## [SHORT EXERCISE]
Copy out the complete listing, word for word.

## [DATASET]
================

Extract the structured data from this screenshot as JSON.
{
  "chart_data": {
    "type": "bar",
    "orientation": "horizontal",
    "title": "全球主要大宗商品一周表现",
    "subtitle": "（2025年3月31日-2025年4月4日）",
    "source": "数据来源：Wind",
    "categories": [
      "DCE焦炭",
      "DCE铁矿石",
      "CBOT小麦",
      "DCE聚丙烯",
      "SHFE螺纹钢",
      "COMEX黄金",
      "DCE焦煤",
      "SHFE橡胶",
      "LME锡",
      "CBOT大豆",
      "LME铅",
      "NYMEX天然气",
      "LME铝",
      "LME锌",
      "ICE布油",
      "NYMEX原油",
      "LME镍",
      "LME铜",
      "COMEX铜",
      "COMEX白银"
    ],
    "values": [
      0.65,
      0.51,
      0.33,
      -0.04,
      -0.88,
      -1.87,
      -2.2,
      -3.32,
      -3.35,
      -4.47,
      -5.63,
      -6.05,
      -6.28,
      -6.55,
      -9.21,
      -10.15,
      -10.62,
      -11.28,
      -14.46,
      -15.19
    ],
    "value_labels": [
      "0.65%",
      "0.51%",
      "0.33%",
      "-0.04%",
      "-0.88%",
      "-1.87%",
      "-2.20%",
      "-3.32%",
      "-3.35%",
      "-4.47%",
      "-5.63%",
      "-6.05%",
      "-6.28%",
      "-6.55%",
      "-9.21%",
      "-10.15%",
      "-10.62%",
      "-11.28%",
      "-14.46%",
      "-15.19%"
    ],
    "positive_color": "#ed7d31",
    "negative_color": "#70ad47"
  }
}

================

## [FINAL ANSWER]
Extract the structured data from this screenshot as JSON.
{
  "chart_data": {
    "type": "bar",
    "orientation": "horizontal",
    "title": "全球主要大宗商品一周表现",
    "subtitle": "（2025年3月31日-2025年4月4日）",
    "source": "数据来源：Wind",
    "categories": [
      "DCE焦炭",
      "DCE铁矿石",
      "CBOT小麦",
      "DCE聚丙烯",
      "SHFE螺纹钢",
      "COMEX黄金",
      "DCE焦煤",
      "SHFE橡胶",
      "LME锡",
      "CBOT大豆",
      "LME铅",
      "NYMEX天然气",
      "LME铝",
      "LME锌",
      "ICE布油",
      "NYMEX原油",
      "LME镍",
      "LME铜",
      "COMEX铜",
      "COMEX白银"
    ],
    "values": [
      0.65,
      0.51,
      0.33,
      -0.04,
      -0.88,
      -1.87,
      -2.2,
      -3.32,
      -3.35,
      -4.47,
      -5.63,
      -6.05,
      -6.28,
      -6.55,
      -9.21,
      -10.15,
      -10.62,
      -11.28,
      -14.46,
      -15.19
    ],
    "value_labels": [
      "0.65%",
      "0.51%",
      "0.33%",
      "-0.04%",
      "-0.88%",
      "-1.87%",
      "-2.20%",
      "-3.32%",
      "-3.35%",
      "-4.47%",
      "-5.63%",
      "-6.05%",
      "-6.28%",
      "-6.55%",
      "-9.21%",
      "-10.15%",
      "-10.62%",
      "-11.28%",
      "-14.46%",
      "-15.19%"
    ],
    "positive_color": "#ed7d31",
    "negative_color": "#70ad47"
  }
}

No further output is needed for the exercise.